◆ EXERCISE GOAL ◆
Transcribe all records exactly.

Collection entries:
(begin)
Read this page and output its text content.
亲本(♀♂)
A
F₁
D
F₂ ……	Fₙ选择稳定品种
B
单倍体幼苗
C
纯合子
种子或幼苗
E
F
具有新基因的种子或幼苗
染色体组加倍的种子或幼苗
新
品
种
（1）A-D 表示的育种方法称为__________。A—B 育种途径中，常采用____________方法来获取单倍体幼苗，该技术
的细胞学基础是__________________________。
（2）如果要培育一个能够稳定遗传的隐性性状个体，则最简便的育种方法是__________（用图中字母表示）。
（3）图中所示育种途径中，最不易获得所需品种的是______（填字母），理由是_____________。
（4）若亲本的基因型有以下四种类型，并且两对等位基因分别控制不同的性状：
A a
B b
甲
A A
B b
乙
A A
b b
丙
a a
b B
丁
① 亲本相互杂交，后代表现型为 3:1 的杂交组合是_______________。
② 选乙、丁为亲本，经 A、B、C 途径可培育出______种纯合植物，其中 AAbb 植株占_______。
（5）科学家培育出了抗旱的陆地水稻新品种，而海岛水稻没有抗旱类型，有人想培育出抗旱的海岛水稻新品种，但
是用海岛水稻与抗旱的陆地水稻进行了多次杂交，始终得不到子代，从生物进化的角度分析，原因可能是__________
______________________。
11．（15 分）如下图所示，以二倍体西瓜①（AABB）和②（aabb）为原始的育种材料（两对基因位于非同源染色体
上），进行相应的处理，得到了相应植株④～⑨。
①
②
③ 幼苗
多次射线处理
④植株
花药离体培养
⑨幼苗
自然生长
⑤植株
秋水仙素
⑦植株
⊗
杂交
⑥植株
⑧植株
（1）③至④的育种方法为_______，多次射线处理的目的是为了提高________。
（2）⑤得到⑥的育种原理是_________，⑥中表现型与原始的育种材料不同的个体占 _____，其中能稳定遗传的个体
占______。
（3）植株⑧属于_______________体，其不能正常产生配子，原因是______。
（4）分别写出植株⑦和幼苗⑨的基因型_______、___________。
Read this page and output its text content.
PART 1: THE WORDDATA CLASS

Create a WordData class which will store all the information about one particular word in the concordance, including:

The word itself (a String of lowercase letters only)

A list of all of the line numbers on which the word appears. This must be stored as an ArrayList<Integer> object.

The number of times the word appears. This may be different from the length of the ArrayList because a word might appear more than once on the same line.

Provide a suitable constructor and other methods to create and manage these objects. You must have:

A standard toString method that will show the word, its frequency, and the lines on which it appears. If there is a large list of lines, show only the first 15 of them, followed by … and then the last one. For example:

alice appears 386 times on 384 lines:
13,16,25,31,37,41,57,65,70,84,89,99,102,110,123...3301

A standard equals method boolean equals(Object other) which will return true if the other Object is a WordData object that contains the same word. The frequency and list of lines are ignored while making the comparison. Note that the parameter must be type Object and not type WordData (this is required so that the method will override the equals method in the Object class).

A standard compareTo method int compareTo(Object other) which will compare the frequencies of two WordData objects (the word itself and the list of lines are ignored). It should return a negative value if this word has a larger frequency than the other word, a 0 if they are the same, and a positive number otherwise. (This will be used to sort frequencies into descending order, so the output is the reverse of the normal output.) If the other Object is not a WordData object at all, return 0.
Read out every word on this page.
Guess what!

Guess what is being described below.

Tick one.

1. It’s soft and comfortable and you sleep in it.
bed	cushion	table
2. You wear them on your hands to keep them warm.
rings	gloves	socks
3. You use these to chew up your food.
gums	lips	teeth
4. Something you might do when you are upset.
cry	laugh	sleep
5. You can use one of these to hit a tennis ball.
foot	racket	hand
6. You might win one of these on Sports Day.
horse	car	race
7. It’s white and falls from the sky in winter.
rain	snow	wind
(end)
◆ EXPECTED ANSWER ◆
Read this page and output its text content.
亲本(♀♂)
A
F₁
D
F₂ ……	Fₙ选择稳定品种
B
单倍体幼苗
C
纯合子
种子或幼苗
E
F
具有新基因的种子或幼苗
染色体组加倍的种子或幼苗
新
品
种
（1）A-D 表示的育种方法称为__________。A—B 育种途径中，常采用____________方法来获取单倍体幼苗，该技术
的细胞学基础是__________________________。
（2）如果要培育一个能够稳定遗传的隐性性状个体，则最简便的育种方法是__________（用图中字母表示）。
（3）图中所示育种途径中，最不易获得所需品种的是______（填字母），理由是_____________。
（4）若亲本的基因型有以下四种类型，并且两对等位基因分别控制不同的性状：
A a
B b
甲
A A
B b
乙
A A
b b
丙
a a
b B
丁
① 亲本相互杂交，后代表现型为 3:1 的杂交组合是_______________。
② 选乙、丁为亲本，经 A、B、C 途径可培育出______种纯合植物，其中 AAbb 植株占_______。
（5）科学家培育出了抗旱的陆地水稻新品种，而海岛水稻没有抗旱类型，有人想培育出抗旱的海岛水稻新品种，但
是用海岛水稻与抗旱的陆地水稻进行了多次杂交，始终得不到子代，从生物进化的角度分析，原因可能是__________
______________________。
11．（15 分）如下图所示，以二倍体西瓜①（AABB）和②（aabb）为原始的育种材料（两对基因位于非同源染色体
上），进行相应的处理，得到了相应植株④～⑨。
①
②
③ 幼苗
多次射线处理
④植株
花药离体培养
⑨幼苗
自然生长
⑤植株
秋水仙素
⑦植株
⊗
杂交
⑥植株
⑧植株
（1）③至④的育种方法为_______，多次射线处理的目的是为了提高________。
（2）⑤得到⑥的育种原理是_________，⑥中表现型与原始的育种材料不同的个体占 _____，其中能稳定遗传的个体
占______。
（3）植株⑧属于_______________体，其不能正常产生配子，原因是______。
（4）分别写出植株⑦和幼苗⑨的基因型_______、___________。
Read this page and output its text content.
PART 1: THE WORDDATA CLASS

Create a WordData class which will store all the information about one particular word in the concordance, including:

The word itself (a String of lowercase letters only)

A list of all of the line numbers on which the word appears. This must be stored as an ArrayList<Integer> object.

The number of times the word appears. This may be different from the length of the ArrayList because a word might appear more than once on the same line.

Provide a suitable constructor and other methods to create and manage these objects. You must have:

A standard toString method that will show the word, its frequency, and the lines on which it appears. If there is a large list of lines, show only the first 15 of them, followed by … and then the last one. For example:

alice appears 386 times on 384 lines:
13,16,25,31,37,41,57,65,70,84,89,99,102,110,123...3301

A standard equals method boolean equals(Object other) which will return true if the other Object is a WordData object that contains the same word. The frequency and list of lines are ignored while making the comparison. Note that the parameter must be type Object and not type WordData (this is required so that the method will override the equals method in the Object class).

A standard compareTo method int compareTo(Object other) which will compare the frequencies of two WordData objects (the word itself and the list of lines are ignored). It should return a negative value if this word has a larger frequency than the other word, a 0 if they are the same, and a positive number otherwise. (This will be used to sort frequencies into descending order, so the output is the reverse of the normal output.) If the other Object is not a WordData object at all, return 0.
Read out every word on this page.
Guess what!

Guess what is being described below.

Tick one.

1. It’s soft and comfortable and you sleep in it.
bed	cushion	table
2. You wear them on your hands to keep them warm.
rings	gloves	socks
3. You use these to chew up your food.
gums	lips	teeth
4. Something you might do when you are upset.
cry	laugh	sleep
5. You can use one of these to hit a tennis ball.
foot	racket	hand
6. You might win one of these on Sports Day.
horse	car	race
7. It’s white and falls from the sky in winter.
rain	snow	wind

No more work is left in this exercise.